EXERCISE INSTRUCTIONS ->
Copy the data precisely, character for character, and leave out every picture.

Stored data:
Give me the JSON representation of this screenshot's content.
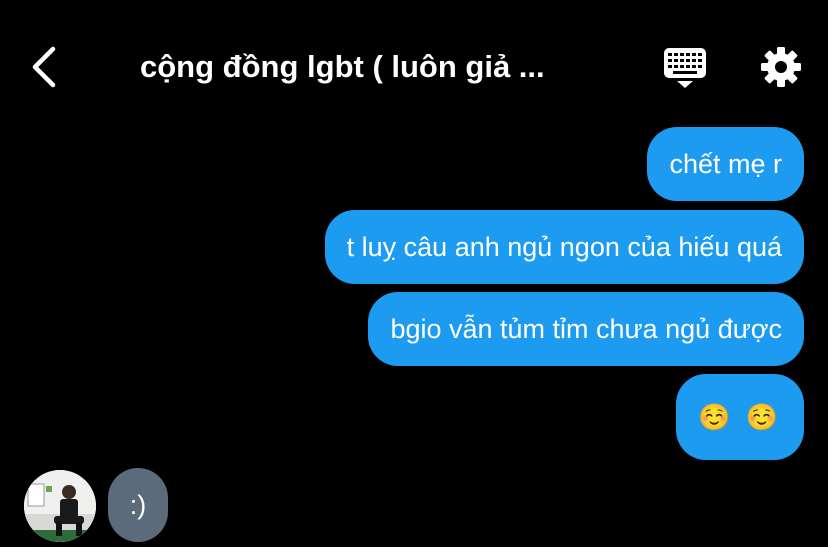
{
  "header": {
    "title": "cộng đồng lgbt ( luôn giả ...",
    "back_icon": "chevron-left-icon",
    "keyboard_icon": "keyboard-icon",
    "settings_icon": "gear-icon"
  },
  "messages": {
    "outgoing": [
      {
        "text": "chết mẹ r"
      },
      {
        "text": "t luỵ câu anh ngủ ngon của hiếu quá"
      },
      {
        "text": "bgio vẫn tủm tỉm chưa ngủ được"
      },
      {
        "text": "☺️ ☺️"
      }
    ],
    "incoming": [
      {
        "text": ":)"
      }
    ]
  },
  "colors": {
    "background": "#000000",
    "outgoing_bubble": "#1d9bf0",
    "incoming_bubble": "#5b6b7c",
    "text": "#ffffff"
  }
}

THE REPLY ->
Give me the JSON representation of this screenshot's content.
{
  "header": {
    "title": "cộng đồng lgbt ( luôn giả ...",
    "back_icon": "chevron-left-icon",
    "keyboard_icon": "keyboard-icon",
    "settings_icon": "gear-icon"
  },
  "messages": {
    "outgoing": [
      {
        "text": "chết mẹ r"
      },
      {
        "text": "t luỵ câu anh ngủ ngon của hiếu quá"
      },
      {
        "text": "bgio vẫn tủm tỉm chưa ngủ được"
      },
      {
        "text": "☺️ ☺️"
      }
    ],
    "incoming": [
      {
        "text": ":)"
      }
    ]
  },
  "colors": {
    "background": "#000000",
    "outgoing_bubble": "#1d9bf0",
    "incoming_bubble": "#5b6b7c",
    "text": "#ffffff"
  }
}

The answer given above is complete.